Drop the pictures and extract exactly the lines from the one that contains "Output a JSON" through the end of the material.
=== Input rows ===
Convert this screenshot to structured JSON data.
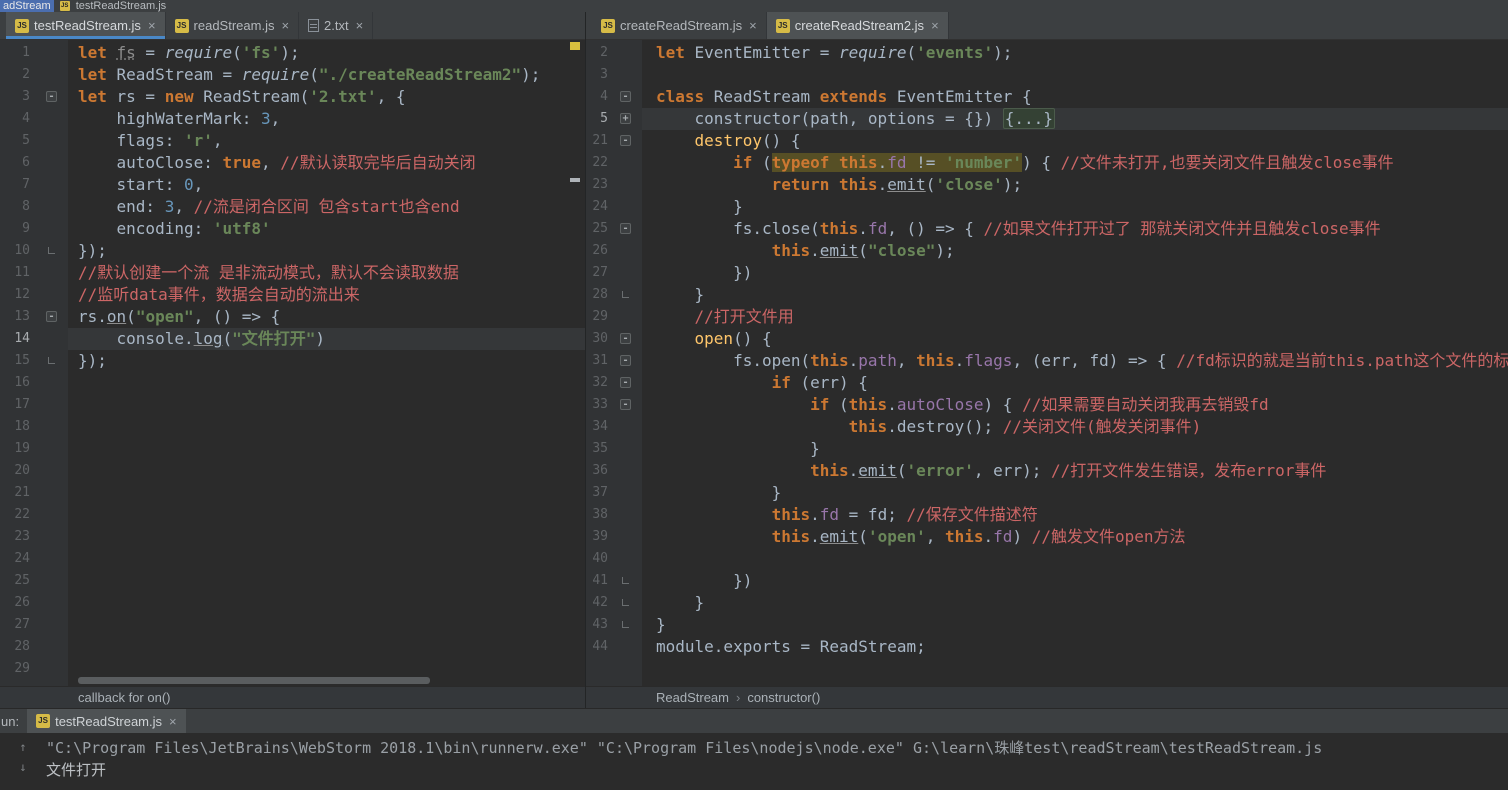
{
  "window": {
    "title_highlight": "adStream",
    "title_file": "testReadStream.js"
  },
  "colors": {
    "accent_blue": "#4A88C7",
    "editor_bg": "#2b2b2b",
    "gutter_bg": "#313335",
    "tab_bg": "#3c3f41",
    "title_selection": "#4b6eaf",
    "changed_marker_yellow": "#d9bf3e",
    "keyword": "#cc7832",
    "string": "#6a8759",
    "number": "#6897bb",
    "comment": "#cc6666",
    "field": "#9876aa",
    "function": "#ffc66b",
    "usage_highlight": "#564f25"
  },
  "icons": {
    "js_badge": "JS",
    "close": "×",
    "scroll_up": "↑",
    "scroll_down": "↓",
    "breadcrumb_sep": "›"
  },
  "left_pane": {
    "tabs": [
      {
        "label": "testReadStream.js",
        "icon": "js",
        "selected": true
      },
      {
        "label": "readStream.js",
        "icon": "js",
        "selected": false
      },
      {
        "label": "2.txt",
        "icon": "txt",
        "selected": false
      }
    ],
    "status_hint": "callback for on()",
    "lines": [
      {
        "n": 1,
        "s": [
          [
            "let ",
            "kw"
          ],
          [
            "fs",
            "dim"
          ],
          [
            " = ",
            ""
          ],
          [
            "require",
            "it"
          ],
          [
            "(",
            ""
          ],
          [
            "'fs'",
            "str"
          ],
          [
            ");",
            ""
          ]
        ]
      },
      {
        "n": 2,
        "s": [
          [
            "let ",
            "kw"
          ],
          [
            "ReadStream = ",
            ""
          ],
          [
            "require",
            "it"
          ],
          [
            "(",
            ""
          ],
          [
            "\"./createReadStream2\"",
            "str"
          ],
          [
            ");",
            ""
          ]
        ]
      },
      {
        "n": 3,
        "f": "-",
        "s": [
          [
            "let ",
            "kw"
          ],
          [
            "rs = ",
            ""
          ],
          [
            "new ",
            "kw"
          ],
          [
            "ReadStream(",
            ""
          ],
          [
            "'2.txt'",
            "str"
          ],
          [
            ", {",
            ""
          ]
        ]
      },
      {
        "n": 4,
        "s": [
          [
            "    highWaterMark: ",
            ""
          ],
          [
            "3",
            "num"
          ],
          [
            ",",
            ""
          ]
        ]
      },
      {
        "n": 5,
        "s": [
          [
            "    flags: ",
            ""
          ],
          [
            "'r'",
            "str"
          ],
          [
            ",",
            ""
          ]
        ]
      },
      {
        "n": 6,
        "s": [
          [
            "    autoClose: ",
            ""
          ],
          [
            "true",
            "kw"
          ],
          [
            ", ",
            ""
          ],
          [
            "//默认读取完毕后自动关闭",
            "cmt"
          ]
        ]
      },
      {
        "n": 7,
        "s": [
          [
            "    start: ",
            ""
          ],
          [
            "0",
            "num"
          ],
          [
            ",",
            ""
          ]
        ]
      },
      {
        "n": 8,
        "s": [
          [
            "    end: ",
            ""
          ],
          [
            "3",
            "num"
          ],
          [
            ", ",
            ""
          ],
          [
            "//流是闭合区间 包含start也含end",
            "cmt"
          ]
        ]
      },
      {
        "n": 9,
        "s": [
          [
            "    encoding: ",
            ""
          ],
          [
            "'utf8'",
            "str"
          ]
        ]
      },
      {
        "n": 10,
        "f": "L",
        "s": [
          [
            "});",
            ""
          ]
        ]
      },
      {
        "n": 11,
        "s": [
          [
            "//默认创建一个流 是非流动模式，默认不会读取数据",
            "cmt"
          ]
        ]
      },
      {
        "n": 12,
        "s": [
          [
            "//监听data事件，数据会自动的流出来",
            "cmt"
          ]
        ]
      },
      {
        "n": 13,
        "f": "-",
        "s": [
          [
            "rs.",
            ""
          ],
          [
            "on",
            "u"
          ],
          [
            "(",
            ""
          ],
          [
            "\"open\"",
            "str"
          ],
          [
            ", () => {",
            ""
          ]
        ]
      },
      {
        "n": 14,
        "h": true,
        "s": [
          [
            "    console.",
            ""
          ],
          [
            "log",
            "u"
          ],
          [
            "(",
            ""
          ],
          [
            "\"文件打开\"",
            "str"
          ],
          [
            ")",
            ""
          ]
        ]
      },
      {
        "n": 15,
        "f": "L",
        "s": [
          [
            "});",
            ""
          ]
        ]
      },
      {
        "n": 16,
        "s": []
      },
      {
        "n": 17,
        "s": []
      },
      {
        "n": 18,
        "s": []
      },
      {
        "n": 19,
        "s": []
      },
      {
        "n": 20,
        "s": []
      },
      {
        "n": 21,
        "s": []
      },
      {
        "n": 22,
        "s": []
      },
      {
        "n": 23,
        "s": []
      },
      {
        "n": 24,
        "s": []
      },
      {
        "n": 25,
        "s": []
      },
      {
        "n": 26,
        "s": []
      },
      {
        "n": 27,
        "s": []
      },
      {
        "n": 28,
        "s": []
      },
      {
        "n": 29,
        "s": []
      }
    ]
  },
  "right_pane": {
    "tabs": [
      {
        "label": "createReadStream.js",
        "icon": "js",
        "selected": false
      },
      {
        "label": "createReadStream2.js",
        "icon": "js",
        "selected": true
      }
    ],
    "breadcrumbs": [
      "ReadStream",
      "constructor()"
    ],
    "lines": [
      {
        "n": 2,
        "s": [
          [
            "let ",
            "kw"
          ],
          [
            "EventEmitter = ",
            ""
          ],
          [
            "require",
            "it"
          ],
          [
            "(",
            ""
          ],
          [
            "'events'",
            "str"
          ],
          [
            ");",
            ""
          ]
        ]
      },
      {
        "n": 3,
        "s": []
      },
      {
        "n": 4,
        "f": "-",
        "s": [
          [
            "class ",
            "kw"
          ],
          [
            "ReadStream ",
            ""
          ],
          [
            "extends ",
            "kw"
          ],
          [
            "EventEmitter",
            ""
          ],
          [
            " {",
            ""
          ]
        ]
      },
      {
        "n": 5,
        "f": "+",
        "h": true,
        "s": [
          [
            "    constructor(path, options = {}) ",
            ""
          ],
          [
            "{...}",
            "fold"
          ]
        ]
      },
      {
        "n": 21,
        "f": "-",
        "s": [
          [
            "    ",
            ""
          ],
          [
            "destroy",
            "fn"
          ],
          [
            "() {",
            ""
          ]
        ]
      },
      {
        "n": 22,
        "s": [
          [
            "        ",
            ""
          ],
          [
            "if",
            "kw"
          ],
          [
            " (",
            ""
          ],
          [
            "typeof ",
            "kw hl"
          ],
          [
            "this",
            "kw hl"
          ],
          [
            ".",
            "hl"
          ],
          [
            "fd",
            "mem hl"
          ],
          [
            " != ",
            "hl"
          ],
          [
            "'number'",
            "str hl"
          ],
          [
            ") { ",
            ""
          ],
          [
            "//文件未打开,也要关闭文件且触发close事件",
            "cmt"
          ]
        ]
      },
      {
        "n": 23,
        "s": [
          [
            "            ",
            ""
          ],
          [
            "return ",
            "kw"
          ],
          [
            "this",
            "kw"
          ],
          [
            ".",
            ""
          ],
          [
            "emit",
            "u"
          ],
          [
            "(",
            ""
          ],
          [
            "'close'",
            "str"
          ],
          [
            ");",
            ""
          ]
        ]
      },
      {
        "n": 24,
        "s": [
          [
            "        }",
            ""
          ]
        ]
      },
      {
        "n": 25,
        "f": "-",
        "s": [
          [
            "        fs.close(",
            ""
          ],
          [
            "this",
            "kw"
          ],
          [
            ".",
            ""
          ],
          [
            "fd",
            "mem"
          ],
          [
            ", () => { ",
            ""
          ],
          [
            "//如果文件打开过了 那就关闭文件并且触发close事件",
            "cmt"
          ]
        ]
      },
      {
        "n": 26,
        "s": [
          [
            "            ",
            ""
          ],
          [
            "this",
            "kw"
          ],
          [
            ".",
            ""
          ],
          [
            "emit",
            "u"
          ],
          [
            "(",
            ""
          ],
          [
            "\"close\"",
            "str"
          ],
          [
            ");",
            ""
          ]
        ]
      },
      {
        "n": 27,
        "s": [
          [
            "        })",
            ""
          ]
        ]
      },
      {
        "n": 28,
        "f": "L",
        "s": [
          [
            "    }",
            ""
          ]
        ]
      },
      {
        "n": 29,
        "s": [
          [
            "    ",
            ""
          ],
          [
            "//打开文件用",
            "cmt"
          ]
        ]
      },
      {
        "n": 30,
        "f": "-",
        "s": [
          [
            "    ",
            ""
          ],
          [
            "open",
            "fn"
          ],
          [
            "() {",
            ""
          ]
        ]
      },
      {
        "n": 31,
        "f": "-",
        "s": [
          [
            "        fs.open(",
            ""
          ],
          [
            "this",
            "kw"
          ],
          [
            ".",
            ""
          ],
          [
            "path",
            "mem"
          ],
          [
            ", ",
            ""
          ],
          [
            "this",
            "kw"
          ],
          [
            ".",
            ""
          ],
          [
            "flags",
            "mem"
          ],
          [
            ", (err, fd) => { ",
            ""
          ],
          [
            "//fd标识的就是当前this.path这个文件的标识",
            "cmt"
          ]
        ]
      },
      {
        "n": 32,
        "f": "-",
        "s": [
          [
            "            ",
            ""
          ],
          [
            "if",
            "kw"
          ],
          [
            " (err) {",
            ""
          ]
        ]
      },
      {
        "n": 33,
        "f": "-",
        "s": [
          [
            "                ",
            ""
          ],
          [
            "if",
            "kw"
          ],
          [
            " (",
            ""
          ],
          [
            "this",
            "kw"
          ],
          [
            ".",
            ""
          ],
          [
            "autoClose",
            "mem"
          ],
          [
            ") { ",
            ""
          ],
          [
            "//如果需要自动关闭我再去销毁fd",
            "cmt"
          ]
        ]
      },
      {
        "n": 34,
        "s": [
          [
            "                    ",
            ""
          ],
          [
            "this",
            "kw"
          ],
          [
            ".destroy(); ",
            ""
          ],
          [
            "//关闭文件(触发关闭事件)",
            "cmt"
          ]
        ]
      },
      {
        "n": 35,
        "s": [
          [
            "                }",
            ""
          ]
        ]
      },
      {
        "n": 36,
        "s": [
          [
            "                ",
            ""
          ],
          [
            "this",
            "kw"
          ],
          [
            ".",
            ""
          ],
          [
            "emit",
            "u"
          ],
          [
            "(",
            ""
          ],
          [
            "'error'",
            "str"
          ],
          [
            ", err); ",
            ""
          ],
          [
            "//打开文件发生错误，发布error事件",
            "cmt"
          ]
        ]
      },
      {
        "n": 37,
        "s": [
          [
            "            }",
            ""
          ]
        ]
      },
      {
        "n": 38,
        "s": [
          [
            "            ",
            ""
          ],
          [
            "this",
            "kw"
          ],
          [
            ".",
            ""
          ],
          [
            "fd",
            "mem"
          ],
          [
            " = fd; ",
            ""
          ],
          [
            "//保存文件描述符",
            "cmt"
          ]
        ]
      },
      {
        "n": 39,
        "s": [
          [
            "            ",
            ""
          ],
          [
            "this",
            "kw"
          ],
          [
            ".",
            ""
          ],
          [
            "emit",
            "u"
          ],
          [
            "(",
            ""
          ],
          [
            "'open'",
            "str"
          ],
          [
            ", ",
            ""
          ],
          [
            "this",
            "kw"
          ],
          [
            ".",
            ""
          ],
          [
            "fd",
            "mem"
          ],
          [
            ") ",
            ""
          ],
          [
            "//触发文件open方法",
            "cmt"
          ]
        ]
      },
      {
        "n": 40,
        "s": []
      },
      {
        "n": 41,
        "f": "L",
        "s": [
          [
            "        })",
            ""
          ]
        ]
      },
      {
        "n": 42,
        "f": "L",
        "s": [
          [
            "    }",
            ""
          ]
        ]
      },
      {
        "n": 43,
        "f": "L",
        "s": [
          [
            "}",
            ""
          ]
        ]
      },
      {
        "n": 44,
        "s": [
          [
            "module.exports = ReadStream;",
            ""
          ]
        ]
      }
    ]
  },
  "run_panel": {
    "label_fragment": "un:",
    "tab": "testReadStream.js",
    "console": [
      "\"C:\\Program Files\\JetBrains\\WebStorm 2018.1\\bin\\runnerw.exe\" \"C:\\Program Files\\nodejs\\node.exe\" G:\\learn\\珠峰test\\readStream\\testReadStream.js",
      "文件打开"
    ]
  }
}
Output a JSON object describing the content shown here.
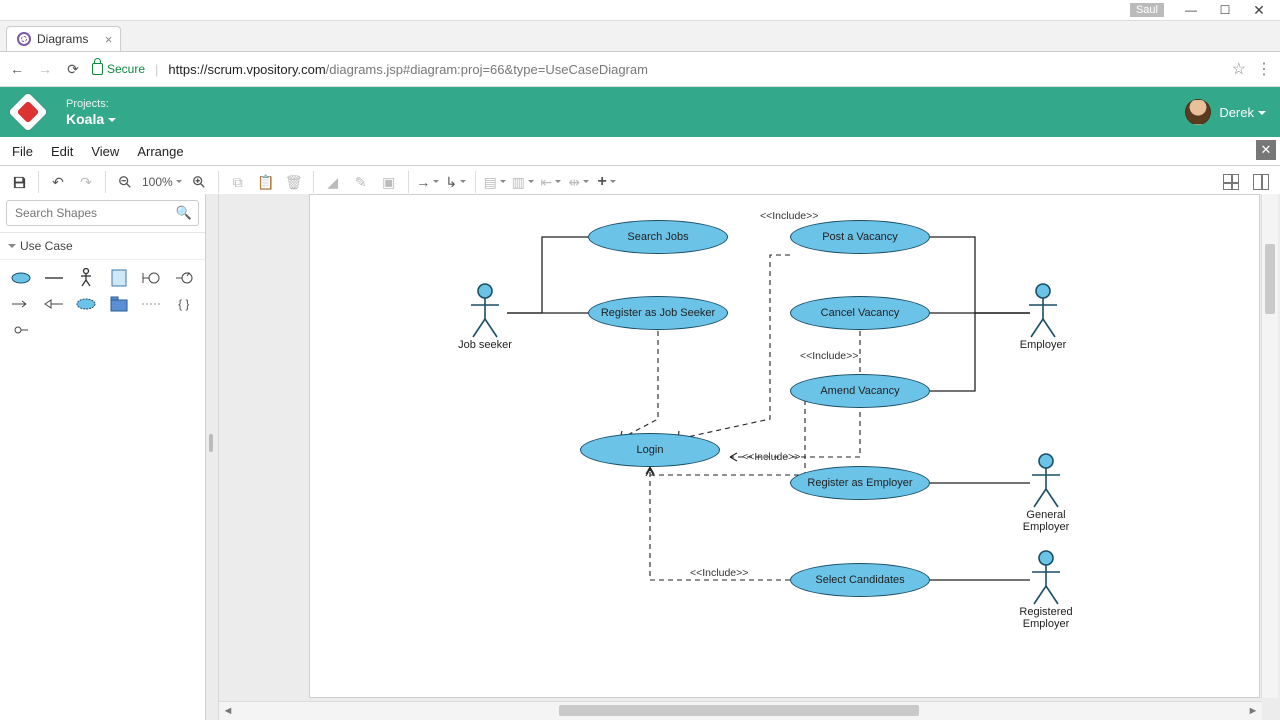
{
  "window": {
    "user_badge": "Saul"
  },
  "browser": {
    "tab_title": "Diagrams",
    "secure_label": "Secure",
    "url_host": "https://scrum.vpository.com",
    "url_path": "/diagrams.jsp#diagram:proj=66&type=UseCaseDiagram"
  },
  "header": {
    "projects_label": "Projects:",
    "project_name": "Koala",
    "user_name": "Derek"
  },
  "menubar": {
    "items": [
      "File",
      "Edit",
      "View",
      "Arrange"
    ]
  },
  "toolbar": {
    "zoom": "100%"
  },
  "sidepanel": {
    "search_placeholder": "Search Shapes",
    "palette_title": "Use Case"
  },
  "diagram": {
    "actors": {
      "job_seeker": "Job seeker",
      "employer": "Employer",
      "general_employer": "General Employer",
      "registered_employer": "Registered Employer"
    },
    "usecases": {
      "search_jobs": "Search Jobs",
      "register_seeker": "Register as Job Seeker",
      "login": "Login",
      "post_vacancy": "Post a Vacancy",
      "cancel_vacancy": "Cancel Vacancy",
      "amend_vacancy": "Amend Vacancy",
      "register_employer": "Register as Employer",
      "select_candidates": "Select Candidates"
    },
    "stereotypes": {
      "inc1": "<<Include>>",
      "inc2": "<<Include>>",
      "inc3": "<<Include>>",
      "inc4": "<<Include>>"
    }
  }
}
===
Task result:
Output a JSON object describing the content shown here.
{
  "window": {
    "user_badge": "Saul"
  },
  "browser": {
    "tab_title": "Diagrams",
    "secure_label": "Secure",
    "url_host": "https://scrum.vpository.com",
    "url_path": "/diagrams.jsp#diagram:proj=66&type=UseCaseDiagram"
  },
  "header": {
    "projects_label": "Projects:",
    "project_name": "Koala",
    "user_name": "Derek"
  },
  "menubar": {
    "items": [
      "File",
      "Edit",
      "View",
      "Arrange"
    ]
  },
  "toolbar": {
    "zoom": "100%"
  },
  "sidepanel": {
    "search_placeholder": "Search Shapes",
    "palette_title": "Use Case"
  },
  "diagram": {
    "actors": {
      "job_seeker": "Job seeker",
      "employer": "Employer",
      "general_employer": "General Employer",
      "registered_employer": "Registered Employer"
    },
    "usecases": {
      "search_jobs": "Search Jobs",
      "register_seeker": "Register as Job Seeker",
      "login": "Login",
      "post_vacancy": "Post a Vacancy",
      "cancel_vacancy": "Cancel Vacancy",
      "amend_vacancy": "Amend Vacancy",
      "register_employer": "Register as Employer",
      "select_candidates": "Select Candidates"
    },
    "stereotypes": {
      "inc1": "<<Include>>",
      "inc2": "<<Include>>",
      "inc3": "<<Include>>",
      "inc4": "<<Include>>"
    }
  }
}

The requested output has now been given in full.